**REQUEST**
Repeat the full listing, word for word.

**Lines of data**

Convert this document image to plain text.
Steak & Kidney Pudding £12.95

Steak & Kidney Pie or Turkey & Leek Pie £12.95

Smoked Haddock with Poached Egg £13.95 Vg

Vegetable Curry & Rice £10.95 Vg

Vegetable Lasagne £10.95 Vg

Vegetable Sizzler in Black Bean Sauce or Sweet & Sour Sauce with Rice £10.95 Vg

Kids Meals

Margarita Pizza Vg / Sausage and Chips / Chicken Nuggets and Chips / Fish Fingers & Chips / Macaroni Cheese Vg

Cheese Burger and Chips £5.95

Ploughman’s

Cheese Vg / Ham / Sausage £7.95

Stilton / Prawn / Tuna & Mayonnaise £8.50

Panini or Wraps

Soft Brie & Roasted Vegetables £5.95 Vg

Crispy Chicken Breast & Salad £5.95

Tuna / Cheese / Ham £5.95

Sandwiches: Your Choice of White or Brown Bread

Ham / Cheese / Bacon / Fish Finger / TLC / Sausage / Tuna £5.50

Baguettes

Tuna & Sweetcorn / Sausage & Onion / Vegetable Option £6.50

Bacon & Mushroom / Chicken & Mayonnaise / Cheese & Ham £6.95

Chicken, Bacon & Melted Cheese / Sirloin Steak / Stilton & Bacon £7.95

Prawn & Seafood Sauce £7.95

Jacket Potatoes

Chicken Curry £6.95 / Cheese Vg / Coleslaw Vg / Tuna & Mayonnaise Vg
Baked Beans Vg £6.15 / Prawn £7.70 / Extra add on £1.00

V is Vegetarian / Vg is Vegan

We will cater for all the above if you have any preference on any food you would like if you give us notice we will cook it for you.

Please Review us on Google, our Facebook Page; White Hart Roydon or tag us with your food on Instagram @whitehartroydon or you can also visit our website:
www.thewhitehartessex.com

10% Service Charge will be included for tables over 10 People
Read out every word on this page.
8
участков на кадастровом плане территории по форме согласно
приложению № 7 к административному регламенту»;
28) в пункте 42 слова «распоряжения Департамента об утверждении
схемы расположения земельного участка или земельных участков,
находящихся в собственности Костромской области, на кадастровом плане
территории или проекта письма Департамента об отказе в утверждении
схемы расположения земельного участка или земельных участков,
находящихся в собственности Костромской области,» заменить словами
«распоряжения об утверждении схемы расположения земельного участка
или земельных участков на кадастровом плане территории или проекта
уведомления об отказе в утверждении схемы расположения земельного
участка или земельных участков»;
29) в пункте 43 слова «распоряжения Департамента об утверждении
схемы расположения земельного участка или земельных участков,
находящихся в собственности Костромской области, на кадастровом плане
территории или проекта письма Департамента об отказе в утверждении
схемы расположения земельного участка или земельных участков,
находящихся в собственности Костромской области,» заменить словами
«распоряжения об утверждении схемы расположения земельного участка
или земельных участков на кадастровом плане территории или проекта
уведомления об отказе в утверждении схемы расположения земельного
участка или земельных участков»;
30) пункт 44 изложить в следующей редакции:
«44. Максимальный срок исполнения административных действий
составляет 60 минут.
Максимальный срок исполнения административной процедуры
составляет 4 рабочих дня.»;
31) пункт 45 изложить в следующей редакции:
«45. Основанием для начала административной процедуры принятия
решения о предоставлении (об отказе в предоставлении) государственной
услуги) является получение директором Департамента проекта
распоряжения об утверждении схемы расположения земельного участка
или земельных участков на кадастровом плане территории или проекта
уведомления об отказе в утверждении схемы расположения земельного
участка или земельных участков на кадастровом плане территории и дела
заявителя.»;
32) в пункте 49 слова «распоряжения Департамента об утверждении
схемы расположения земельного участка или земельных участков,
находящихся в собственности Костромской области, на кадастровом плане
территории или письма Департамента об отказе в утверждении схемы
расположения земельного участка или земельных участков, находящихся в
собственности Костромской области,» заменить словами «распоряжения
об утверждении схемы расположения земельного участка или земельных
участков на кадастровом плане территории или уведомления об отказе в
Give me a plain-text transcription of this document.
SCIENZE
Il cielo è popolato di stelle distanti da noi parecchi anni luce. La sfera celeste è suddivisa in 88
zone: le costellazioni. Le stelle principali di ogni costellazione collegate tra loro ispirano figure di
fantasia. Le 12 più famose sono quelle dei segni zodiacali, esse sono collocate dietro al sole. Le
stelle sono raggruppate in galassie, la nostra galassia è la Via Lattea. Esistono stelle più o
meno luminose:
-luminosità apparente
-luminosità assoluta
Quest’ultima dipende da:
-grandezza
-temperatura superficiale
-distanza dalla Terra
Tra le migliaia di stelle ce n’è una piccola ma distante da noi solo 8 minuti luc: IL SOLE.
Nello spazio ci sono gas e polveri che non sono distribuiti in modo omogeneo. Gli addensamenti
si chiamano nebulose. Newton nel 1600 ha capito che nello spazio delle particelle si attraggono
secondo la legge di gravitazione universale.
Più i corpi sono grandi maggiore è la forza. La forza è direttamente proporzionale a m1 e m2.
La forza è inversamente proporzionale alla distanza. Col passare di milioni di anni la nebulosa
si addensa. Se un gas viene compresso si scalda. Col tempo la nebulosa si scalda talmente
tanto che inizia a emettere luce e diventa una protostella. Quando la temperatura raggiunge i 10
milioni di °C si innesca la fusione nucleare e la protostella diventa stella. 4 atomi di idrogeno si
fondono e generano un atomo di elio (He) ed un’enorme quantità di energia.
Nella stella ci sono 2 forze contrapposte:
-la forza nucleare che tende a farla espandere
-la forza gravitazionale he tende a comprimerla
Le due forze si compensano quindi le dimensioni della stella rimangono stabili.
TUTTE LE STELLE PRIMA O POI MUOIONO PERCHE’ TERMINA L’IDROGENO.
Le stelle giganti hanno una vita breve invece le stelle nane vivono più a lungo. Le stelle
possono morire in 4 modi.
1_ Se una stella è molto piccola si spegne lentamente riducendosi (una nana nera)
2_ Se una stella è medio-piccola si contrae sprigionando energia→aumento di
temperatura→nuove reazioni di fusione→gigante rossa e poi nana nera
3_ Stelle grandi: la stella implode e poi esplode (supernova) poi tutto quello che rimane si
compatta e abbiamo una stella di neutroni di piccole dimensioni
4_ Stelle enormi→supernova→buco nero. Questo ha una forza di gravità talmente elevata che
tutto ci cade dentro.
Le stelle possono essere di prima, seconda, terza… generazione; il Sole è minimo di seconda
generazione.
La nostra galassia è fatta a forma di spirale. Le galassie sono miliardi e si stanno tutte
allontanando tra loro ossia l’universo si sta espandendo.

**EXERCISE RESPONSE**
Convert this document image to plain text.
Steak & Kidney Pudding £12.95

Steak & Kidney Pie or Turkey & Leek Pie £12.95

Smoked Haddock with Poached Egg £13.95 Vg

Vegetable Curry & Rice £10.95 Vg

Vegetable Lasagne £10.95 Vg

Vegetable Sizzler in Black Bean Sauce or Sweet & Sour Sauce with Rice £10.95 Vg

Kids Meals

Margarita Pizza Vg / Sausage and Chips / Chicken Nuggets and Chips / Fish Fingers & Chips / Macaroni Cheese Vg

Cheese Burger and Chips £5.95

Ploughman’s

Cheese Vg / Ham / Sausage £7.95

Stilton / Prawn / Tuna & Mayonnaise £8.50

Panini or Wraps

Soft Brie & Roasted Vegetables £5.95 Vg

Crispy Chicken Breast & Salad £5.95

Tuna / Cheese / Ham £5.95

Sandwiches: Your Choice of White or Brown Bread

Ham / Cheese / Bacon / Fish Finger / TLC / Sausage / Tuna £5.50

Baguettes

Tuna & Sweetcorn / Sausage & Onion / Vegetable Option £6.50

Bacon & Mushroom / Chicken & Mayonnaise / Cheese & Ham £6.95

Chicken, Bacon & Melted Cheese / Sirloin Steak / Stilton & Bacon £7.95

Prawn & Seafood Sauce £7.95

Jacket Potatoes

Chicken Curry £6.95 / Cheese Vg / Coleslaw Vg / Tuna & Mayonnaise Vg
Baked Beans Vg £6.15 / Prawn £7.70 / Extra add on £1.00

V is Vegetarian / Vg is Vegan

We will cater for all the above if you have any preference on any food you would like if you give us notice we will cook it for you.

Please Review us on Google, our Facebook Page; White Hart Roydon or tag us with your food on Instagram @whitehartroydon or you can also visit our website:
www.thewhitehartessex.com

10% Service Charge will be included for tables over 10 People
Read out every word on this page.
8
участков на кадастровом плане территории по форме согласно
приложению № 7 к административному регламенту»;
28) в пункте 42 слова «распоряжения Департамента об утверждении
схемы расположения земельного участка или земельных участков,
находящихся в собственности Костромской области, на кадастровом плане
территории или проекта письма Департамента об отказе в утверждении
схемы расположения земельного участка или земельных участков,
находящихся в собственности Костромской области,» заменить словами
«распоряжения об утверждении схемы расположения земельного участка
или земельных участков на кадастровом плане территории или проекта
уведомления об отказе в утверждении схемы расположения земельного
участка или земельных участков»;
29) в пункте 43 слова «распоряжения Департамента об утверждении
схемы расположения земельного участка или земельных участков,
находящихся в собственности Костромской области, на кадастровом плане
территории или проекта письма Департамента об отказе в утверждении
схемы расположения земельного участка или земельных участков,
находящихся в собственности Костромской области,» заменить словами
«распоряжения об утверждении схемы расположения земельного участка
или земельных участков на кадастровом плане территории или проекта
уведомления об отказе в утверждении схемы расположения земельного
участка или земельных участков»;
30) пункт 44 изложить в следующей редакции:
«44. Максимальный срок исполнения административных действий
составляет 60 минут.
Максимальный срок исполнения административной процедуры
составляет 4 рабочих дня.»;
31) пункт 45 изложить в следующей редакции:
«45. Основанием для начала административной процедуры принятия
решения о предоставлении (об отказе в предоставлении) государственной
услуги) является получение директором Департамента проекта
распоряжения об утверждении схемы расположения земельного участка
или земельных участков на кадастровом плане территории или проекта
уведомления об отказе в утверждении схемы расположения земельного
участка или земельных участков на кадастровом плане территории и дела
заявителя.»;
32) в пункте 49 слова «распоряжения Департамента об утверждении
схемы расположения земельного участка или земельных участков,
находящихся в собственности Костромской области, на кадастровом плане
территории или письма Департамента об отказе в утверждении схемы
расположения земельного участка или земельных участков, находящихся в
собственности Костромской области,» заменить словами «распоряжения
об утверждении схемы расположения земельного участка или земельных
участков на кадастровом плане территории или уведомления об отказе в
Give me a plain-text transcription of this document.
SCIENZE
Il cielo è popolato di stelle distanti da noi parecchi anni luce. La sfera celeste è suddivisa in 88
zone: le costellazioni. Le stelle principali di ogni costellazione collegate tra loro ispirano figure di
fantasia. Le 12 più famose sono quelle dei segni zodiacali, esse sono collocate dietro al sole. Le
stelle sono raggruppate in galassie, la nostra galassia è la Via Lattea. Esistono stelle più o
meno luminose:
-luminosità apparente
-luminosità assoluta
Quest’ultima dipende da:
-grandezza
-temperatura superficiale
-distanza dalla Terra
Tra le migliaia di stelle ce n’è una piccola ma distante da noi solo 8 minuti luc: IL SOLE.
Nello spazio ci sono gas e polveri che non sono distribuiti in modo omogeneo. Gli addensamenti
si chiamano nebulose. Newton nel 1600 ha capito che nello spazio delle particelle si attraggono
secondo la legge di gravitazione universale.
Più i corpi sono grandi maggiore è la forza. La forza è direttamente proporzionale a m1 e m2.
La forza è inversamente proporzionale alla distanza. Col passare di milioni di anni la nebulosa
si addensa. Se un gas viene compresso si scalda. Col tempo la nebulosa si scalda talmente
tanto che inizia a emettere luce e diventa una protostella. Quando la temperatura raggiunge i 10
milioni di °C si innesca la fusione nucleare e la protostella diventa stella. 4 atomi di idrogeno si
fondono e generano un atomo di elio (He) ed un’enorme quantità di energia.
Nella stella ci sono 2 forze contrapposte:
-la forza nucleare che tende a farla espandere
-la forza gravitazionale he tende a comprimerla
Le due forze si compensano quindi le dimensioni della stella rimangono stabili.
TUTTE LE STELLE PRIMA O POI MUOIONO PERCHE’ TERMINA L’IDROGENO.
Le stelle giganti hanno una vita breve invece le stelle nane vivono più a lungo. Le stelle
possono morire in 4 modi.
1_ Se una stella è molto piccola si spegne lentamente riducendosi (una nana nera)
2_ Se una stella è medio-piccola si contrae sprigionando energia→aumento di
temperatura→nuove reazioni di fusione→gigante rossa e poi nana nera
3_ Stelle grandi: la stella implode e poi esplode (supernova) poi tutto quello che rimane si
compatta e abbiamo una stella di neutroni di piccole dimensioni
4_ Stelle enormi→supernova→buco nero. Questo ha una forza di gravità talmente elevata che
tutto ci cade dentro.
Le stelle possono essere di prima, seconda, terza… generazione; il Sole è minimo di seconda
generazione.
La nostra galassia è fatta a forma di spirale. Le galassie sono miliardi e si stanno tutte
allontanando tra loro ossia l’universo si sta espandendo.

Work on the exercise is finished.